[Dataset records of page text]
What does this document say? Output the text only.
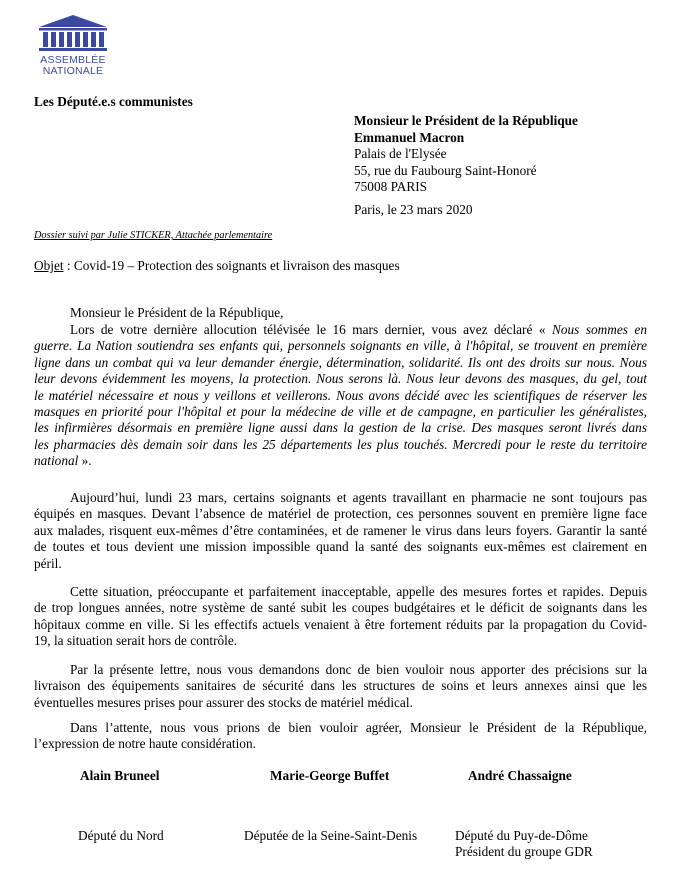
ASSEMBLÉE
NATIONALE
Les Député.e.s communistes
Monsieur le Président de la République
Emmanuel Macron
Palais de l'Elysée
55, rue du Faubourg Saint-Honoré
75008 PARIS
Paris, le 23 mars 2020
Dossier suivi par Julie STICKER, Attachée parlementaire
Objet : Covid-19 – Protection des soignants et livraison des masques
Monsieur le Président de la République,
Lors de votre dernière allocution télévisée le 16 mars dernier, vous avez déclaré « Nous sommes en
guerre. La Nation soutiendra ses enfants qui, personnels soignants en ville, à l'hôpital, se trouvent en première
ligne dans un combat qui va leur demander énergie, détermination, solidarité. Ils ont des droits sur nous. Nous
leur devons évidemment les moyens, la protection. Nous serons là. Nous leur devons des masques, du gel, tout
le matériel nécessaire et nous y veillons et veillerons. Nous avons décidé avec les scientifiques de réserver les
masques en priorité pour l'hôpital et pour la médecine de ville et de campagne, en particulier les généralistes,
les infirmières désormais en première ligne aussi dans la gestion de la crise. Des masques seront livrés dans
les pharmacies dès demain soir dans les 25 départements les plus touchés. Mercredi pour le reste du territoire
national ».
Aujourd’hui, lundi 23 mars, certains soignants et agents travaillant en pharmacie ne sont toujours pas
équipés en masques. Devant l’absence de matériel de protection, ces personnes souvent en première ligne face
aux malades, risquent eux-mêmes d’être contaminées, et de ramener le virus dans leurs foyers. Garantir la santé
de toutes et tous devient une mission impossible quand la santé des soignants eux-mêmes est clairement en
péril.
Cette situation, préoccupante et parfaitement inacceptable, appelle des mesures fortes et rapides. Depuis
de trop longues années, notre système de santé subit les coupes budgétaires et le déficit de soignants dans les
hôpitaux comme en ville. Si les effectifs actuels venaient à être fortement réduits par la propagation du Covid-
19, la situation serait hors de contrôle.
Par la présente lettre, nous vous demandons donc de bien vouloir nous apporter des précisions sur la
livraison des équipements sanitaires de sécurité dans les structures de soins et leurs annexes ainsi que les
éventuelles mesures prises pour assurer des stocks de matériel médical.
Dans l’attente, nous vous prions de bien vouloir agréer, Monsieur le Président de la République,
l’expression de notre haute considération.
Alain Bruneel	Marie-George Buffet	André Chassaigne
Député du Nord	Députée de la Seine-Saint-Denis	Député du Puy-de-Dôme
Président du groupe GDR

Action item
Give the records back exactly. Leave the pictures out.

Worked solution
What does this document say? Output the text only.
ASSEMBLÉE
NATIONALE
Les Député.e.s communistes
Monsieur le Président de la République
Emmanuel Macron
Palais de l'Elysée
55, rue du Faubourg Saint-Honoré
75008 PARIS
Paris, le 23 mars 2020
Dossier suivi par Julie STICKER, Attachée parlementaire
Objet : Covid-19 – Protection des soignants et livraison des masques
Monsieur le Président de la République,
Lors de votre dernière allocution télévisée le 16 mars dernier, vous avez déclaré « Nous sommes en
guerre. La Nation soutiendra ses enfants qui, personnels soignants en ville, à l'hôpital, se trouvent en première
ligne dans un combat qui va leur demander énergie, détermination, solidarité. Ils ont des droits sur nous. Nous
leur devons évidemment les moyens, la protection. Nous serons là. Nous leur devons des masques, du gel, tout
le matériel nécessaire et nous y veillons et veillerons. Nous avons décidé avec les scientifiques de réserver les
masques en priorité pour l'hôpital et pour la médecine de ville et de campagne, en particulier les généralistes,
les infirmières désormais en première ligne aussi dans la gestion de la crise. Des masques seront livrés dans
les pharmacies dès demain soir dans les 25 départements les plus touchés. Mercredi pour le reste du territoire
national ».
Aujourd’hui, lundi 23 mars, certains soignants et agents travaillant en pharmacie ne sont toujours pas
équipés en masques. Devant l’absence de matériel de protection, ces personnes souvent en première ligne face
aux malades, risquent eux-mêmes d’être contaminées, et de ramener le virus dans leurs foyers. Garantir la santé
de toutes et tous devient une mission impossible quand la santé des soignants eux-mêmes est clairement en
péril.
Cette situation, préoccupante et parfaitement inacceptable, appelle des mesures fortes et rapides. Depuis
de trop longues années, notre système de santé subit les coupes budgétaires et le déficit de soignants dans les
hôpitaux comme en ville. Si les effectifs actuels venaient à être fortement réduits par la propagation du Covid-
19, la situation serait hors de contrôle.
Par la présente lettre, nous vous demandons donc de bien vouloir nous apporter des précisions sur la
livraison des équipements sanitaires de sécurité dans les structures de soins et leurs annexes ainsi que les
éventuelles mesures prises pour assurer des stocks de matériel médical.
Dans l’attente, nous vous prions de bien vouloir agréer, Monsieur le Président de la République,
l’expression de notre haute considération.
Alain Bruneel	Marie-George Buffet	André Chassaigne
Député du Nord	Députée de la Seine-Saint-Denis	Député du Puy-de-Dôme
Président du groupe GDR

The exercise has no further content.